Extracted records
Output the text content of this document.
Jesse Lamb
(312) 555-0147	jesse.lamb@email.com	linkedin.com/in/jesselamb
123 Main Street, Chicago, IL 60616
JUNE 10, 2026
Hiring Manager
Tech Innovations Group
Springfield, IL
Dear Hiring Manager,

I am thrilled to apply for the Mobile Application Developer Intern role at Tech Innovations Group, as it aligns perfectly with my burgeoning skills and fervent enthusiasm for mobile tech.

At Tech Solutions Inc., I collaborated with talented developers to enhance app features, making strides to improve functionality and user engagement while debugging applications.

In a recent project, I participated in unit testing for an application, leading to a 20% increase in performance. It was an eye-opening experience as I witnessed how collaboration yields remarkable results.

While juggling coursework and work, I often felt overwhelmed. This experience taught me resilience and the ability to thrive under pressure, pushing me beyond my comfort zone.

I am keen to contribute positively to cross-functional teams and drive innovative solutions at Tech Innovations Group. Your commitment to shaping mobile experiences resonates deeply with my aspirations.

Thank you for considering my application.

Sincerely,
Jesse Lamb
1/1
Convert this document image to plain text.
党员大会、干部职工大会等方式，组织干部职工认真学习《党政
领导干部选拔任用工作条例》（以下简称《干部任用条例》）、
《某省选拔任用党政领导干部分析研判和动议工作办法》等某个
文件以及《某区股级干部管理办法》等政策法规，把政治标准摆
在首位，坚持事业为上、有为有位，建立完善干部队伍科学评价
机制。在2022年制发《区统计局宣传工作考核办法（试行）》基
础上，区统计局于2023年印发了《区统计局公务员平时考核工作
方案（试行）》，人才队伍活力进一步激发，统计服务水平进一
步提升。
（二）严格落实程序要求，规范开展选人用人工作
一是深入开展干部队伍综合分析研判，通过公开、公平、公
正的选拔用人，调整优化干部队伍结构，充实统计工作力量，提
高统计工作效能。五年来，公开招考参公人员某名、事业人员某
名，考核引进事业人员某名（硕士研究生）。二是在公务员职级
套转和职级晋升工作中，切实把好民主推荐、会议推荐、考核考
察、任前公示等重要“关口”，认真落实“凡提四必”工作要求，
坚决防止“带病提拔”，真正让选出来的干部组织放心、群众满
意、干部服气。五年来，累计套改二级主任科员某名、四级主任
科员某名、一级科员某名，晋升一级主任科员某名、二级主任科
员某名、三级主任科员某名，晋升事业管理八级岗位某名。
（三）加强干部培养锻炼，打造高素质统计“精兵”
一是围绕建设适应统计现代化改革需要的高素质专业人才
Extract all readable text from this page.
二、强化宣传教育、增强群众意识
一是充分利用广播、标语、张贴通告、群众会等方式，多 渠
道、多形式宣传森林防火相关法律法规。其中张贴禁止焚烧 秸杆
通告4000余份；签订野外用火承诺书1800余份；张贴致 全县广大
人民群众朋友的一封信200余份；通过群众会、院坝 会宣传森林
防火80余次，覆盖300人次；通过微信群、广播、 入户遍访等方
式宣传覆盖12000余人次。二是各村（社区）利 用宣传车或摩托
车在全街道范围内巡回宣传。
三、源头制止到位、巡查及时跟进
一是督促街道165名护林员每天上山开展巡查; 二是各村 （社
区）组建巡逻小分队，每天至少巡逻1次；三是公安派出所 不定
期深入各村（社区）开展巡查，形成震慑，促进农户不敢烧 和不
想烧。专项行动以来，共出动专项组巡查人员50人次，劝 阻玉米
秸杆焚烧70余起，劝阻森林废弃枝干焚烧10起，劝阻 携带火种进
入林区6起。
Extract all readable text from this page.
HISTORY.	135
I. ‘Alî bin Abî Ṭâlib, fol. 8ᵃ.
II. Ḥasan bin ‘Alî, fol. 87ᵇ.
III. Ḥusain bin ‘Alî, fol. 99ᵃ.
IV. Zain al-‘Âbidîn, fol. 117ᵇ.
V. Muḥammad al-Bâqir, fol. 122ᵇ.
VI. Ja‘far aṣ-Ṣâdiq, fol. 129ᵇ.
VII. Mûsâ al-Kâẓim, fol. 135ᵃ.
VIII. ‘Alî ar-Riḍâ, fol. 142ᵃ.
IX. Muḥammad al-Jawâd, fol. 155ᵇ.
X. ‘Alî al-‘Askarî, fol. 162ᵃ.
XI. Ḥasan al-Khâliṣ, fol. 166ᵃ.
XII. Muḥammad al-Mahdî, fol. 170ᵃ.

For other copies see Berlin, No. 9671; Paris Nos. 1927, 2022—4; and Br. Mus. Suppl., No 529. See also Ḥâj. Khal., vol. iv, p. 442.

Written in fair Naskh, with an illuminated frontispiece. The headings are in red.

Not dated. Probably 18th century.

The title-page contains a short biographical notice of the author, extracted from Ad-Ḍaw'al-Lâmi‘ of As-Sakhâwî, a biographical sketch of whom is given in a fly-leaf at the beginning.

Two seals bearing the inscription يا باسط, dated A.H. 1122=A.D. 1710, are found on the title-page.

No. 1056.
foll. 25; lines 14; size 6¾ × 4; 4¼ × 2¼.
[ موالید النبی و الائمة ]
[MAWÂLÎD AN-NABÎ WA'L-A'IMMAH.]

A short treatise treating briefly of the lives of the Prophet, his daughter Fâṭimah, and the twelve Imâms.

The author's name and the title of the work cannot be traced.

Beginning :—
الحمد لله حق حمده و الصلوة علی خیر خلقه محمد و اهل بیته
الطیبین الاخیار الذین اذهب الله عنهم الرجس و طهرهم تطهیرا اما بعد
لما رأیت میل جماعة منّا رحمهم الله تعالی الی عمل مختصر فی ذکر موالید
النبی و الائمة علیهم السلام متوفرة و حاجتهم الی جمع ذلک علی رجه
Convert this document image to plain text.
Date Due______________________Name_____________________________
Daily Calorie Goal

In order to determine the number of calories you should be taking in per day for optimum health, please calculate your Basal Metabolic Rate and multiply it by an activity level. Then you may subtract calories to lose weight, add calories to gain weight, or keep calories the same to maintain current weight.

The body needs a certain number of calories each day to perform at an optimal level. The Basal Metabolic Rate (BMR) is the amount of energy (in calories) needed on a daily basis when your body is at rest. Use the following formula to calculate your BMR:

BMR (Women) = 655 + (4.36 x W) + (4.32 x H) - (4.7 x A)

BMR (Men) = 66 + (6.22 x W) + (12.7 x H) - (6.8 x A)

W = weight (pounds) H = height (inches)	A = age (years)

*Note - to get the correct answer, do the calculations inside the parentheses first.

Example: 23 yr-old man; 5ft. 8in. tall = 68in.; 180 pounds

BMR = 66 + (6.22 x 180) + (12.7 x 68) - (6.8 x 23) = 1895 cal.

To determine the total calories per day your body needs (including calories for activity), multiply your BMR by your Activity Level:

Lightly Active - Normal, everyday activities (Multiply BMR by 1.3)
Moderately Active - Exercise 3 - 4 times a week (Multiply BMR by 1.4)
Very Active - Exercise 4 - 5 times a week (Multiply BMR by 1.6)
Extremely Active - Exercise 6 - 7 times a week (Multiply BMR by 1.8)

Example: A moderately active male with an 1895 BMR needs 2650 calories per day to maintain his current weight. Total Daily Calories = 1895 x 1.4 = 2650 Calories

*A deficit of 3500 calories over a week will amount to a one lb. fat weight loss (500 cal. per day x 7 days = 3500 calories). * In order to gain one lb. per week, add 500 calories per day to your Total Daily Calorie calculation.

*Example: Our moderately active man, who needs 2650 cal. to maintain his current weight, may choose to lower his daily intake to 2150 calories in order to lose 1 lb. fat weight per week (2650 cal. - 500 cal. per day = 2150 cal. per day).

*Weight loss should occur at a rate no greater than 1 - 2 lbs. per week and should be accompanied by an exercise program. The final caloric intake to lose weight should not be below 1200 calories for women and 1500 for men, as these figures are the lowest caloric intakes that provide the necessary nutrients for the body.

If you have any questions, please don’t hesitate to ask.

Work to be completed: Retype all of the material above with every character intact.

Solution to this task:
Output the text content of this document.
Jesse Lamb
(312) 555-0147	jesse.lamb@email.com	linkedin.com/in/jesselamb
123 Main Street, Chicago, IL 60616
JUNE 10, 2026
Hiring Manager
Tech Innovations Group
Springfield, IL
Dear Hiring Manager,

I am thrilled to apply for the Mobile Application Developer Intern role at Tech Innovations Group, as it aligns perfectly with my burgeoning skills and fervent enthusiasm for mobile tech.

At Tech Solutions Inc., I collaborated with talented developers to enhance app features, making strides to improve functionality and user engagement while debugging applications.

In a recent project, I participated in unit testing for an application, leading to a 20% increase in performance. It was an eye-opening experience as I witnessed how collaboration yields remarkable results.

While juggling coursework and work, I often felt overwhelmed. This experience taught me resilience and the ability to thrive under pressure, pushing me beyond my comfort zone.

I am keen to contribute positively to cross-functional teams and drive innovative solutions at Tech Innovations Group. Your commitment to shaping mobile experiences resonates deeply with my aspirations.

Thank you for considering my application.

Sincerely,
Jesse Lamb
1/1
Convert this document image to plain text.
党员大会、干部职工大会等方式，组织干部职工认真学习《党政
领导干部选拔任用工作条例》（以下简称《干部任用条例》）、
《某省选拔任用党政领导干部分析研判和动议工作办法》等某个
文件以及《某区股级干部管理办法》等政策法规，把政治标准摆
在首位，坚持事业为上、有为有位，建立完善干部队伍科学评价
机制。在2022年制发《区统计局宣传工作考核办法（试行）》基
础上，区统计局于2023年印发了《区统计局公务员平时考核工作
方案（试行）》，人才队伍活力进一步激发，统计服务水平进一
步提升。
（二）严格落实程序要求，规范开展选人用人工作
一是深入开展干部队伍综合分析研判，通过公开、公平、公
正的选拔用人，调整优化干部队伍结构，充实统计工作力量，提
高统计工作效能。五年来，公开招考参公人员某名、事业人员某
名，考核引进事业人员某名（硕士研究生）。二是在公务员职级
套转和职级晋升工作中，切实把好民主推荐、会议推荐、考核考
察、任前公示等重要“关口”，认真落实“凡提四必”工作要求，
坚决防止“带病提拔”，真正让选出来的干部组织放心、群众满
意、干部服气。五年来，累计套改二级主任科员某名、四级主任
科员某名、一级科员某名，晋升一级主任科员某名、二级主任科
员某名、三级主任科员某名，晋升事业管理八级岗位某名。
（三）加强干部培养锻炼，打造高素质统计“精兵”
一是围绕建设适应统计现代化改革需要的高素质专业人才
Extract all readable text from this page.
二、强化宣传教育、增强群众意识
一是充分利用广播、标语、张贴通告、群众会等方式，多 渠
道、多形式宣传森林防火相关法律法规。其中张贴禁止焚烧 秸杆
通告4000余份；签订野外用火承诺书1800余份；张贴致 全县广大
人民群众朋友的一封信200余份；通过群众会、院坝 会宣传森林
防火80余次，覆盖300人次；通过微信群、广播、 入户遍访等方
式宣传覆盖12000余人次。二是各村（社区）利 用宣传车或摩托
车在全街道范围内巡回宣传。
三、源头制止到位、巡查及时跟进
一是督促街道165名护林员每天上山开展巡查; 二是各村 （社
区）组建巡逻小分队，每天至少巡逻1次；三是公安派出所 不定
期深入各村（社区）开展巡查，形成震慑，促进农户不敢烧 和不
想烧。专项行动以来，共出动专项组巡查人员50人次，劝 阻玉米
秸杆焚烧70余起，劝阻森林废弃枝干焚烧10起，劝阻 携带火种进
入林区6起。
Extract all readable text from this page.
HISTORY.	135
I. ‘Alî bin Abî Ṭâlib, fol. 8ᵃ.
II. Ḥasan bin ‘Alî, fol. 87ᵇ.
III. Ḥusain bin ‘Alî, fol. 99ᵃ.
IV. Zain al-‘Âbidîn, fol. 117ᵇ.
V. Muḥammad al-Bâqir, fol. 122ᵇ.
VI. Ja‘far aṣ-Ṣâdiq, fol. 129ᵇ.
VII. Mûsâ al-Kâẓim, fol. 135ᵃ.
VIII. ‘Alî ar-Riḍâ, fol. 142ᵃ.
IX. Muḥammad al-Jawâd, fol. 155ᵇ.
X. ‘Alî al-‘Askarî, fol. 162ᵃ.
XI. Ḥasan al-Khâliṣ, fol. 166ᵃ.
XII. Muḥammad al-Mahdî, fol. 170ᵃ.

For other copies see Berlin, No. 9671; Paris Nos. 1927, 2022—4; and Br. Mus. Suppl., No 529. See also Ḥâj. Khal., vol. iv, p. 442.

Written in fair Naskh, with an illuminated frontispiece. The headings are in red.

Not dated. Probably 18th century.

The title-page contains a short biographical notice of the author, extracted from Ad-Ḍaw'al-Lâmi‘ of As-Sakhâwî, a biographical sketch of whom is given in a fly-leaf at the beginning.

Two seals bearing the inscription يا باسط, dated A.H. 1122=A.D. 1710, are found on the title-page.

No. 1056.
foll. 25; lines 14; size 6¾ × 4; 4¼ × 2¼.
[ موالید النبی و الائمة ]
[MAWÂLÎD AN-NABÎ WA'L-A'IMMAH.]

A short treatise treating briefly of the lives of the Prophet, his daughter Fâṭimah, and the twelve Imâms.

The author's name and the title of the work cannot be traced.

Beginning :—
الحمد لله حق حمده و الصلوة علی خیر خلقه محمد و اهل بیته
الطیبین الاخیار الذین اذهب الله عنهم الرجس و طهرهم تطهیرا اما بعد
لما رأیت میل جماعة منّا رحمهم الله تعالی الی عمل مختصر فی ذکر موالید
النبی و الائمة علیهم السلام متوفرة و حاجتهم الی جمع ذلک علی رجه
Convert this document image to plain text.
Date Due______________________Name_____________________________
Daily Calorie Goal

In order to determine the number of calories you should be taking in per day for optimum health, please calculate your Basal Metabolic Rate and multiply it by an activity level. Then you may subtract calories to lose weight, add calories to gain weight, or keep calories the same to maintain current weight.

The body needs a certain number of calories each day to perform at an optimal level. The Basal Metabolic Rate (BMR) is the amount of energy (in calories) needed on a daily basis when your body is at rest. Use the following formula to calculate your BMR:

BMR (Women) = 655 + (4.36 x W) + (4.32 x H) - (4.7 x A)

BMR (Men) = 66 + (6.22 x W) + (12.7 x H) - (6.8 x A)

W = weight (pounds) H = height (inches)	A = age (years)

*Note - to get the correct answer, do the calculations inside the parentheses first.

Example: 23 yr-old man; 5ft. 8in. tall = 68in.; 180 pounds

BMR = 66 + (6.22 x 180) + (12.7 x 68) - (6.8 x 23) = 1895 cal.

To determine the total calories per day your body needs (including calories for activity), multiply your BMR by your Activity Level:

Lightly Active - Normal, everyday activities (Multiply BMR by 1.3)
Moderately Active - Exercise 3 - 4 times a week (Multiply BMR by 1.4)
Very Active - Exercise 4 - 5 times a week (Multiply BMR by 1.6)
Extremely Active - Exercise 6 - 7 times a week (Multiply BMR by 1.8)

Example: A moderately active male with an 1895 BMR needs 2650 calories per day to maintain his current weight. Total Daily Calories = 1895 x 1.4 = 2650 Calories

*A deficit of 3500 calories over a week will amount to a one lb. fat weight loss (500 cal. per day x 7 days = 3500 calories). * In order to gain one lb. per week, add 500 calories per day to your Total Daily Calorie calculation.

*Example: Our moderately active man, who needs 2650 cal. to maintain his current weight, may choose to lower his daily intake to 2150 calories in order to lose 1 lb. fat weight per week (2650 cal. - 500 cal. per day = 2150 cal. per day).

*Weight loss should occur at a rate no greater than 1 - 2 lbs. per week and should be accompanied by an exercise program. The final caloric intake to lose weight should not be below 1200 calories for women and 1500 for men, as these figures are the lowest caloric intakes that provide the necessary nutrients for the body.

If you have any questions, please don’t hesitate to ask.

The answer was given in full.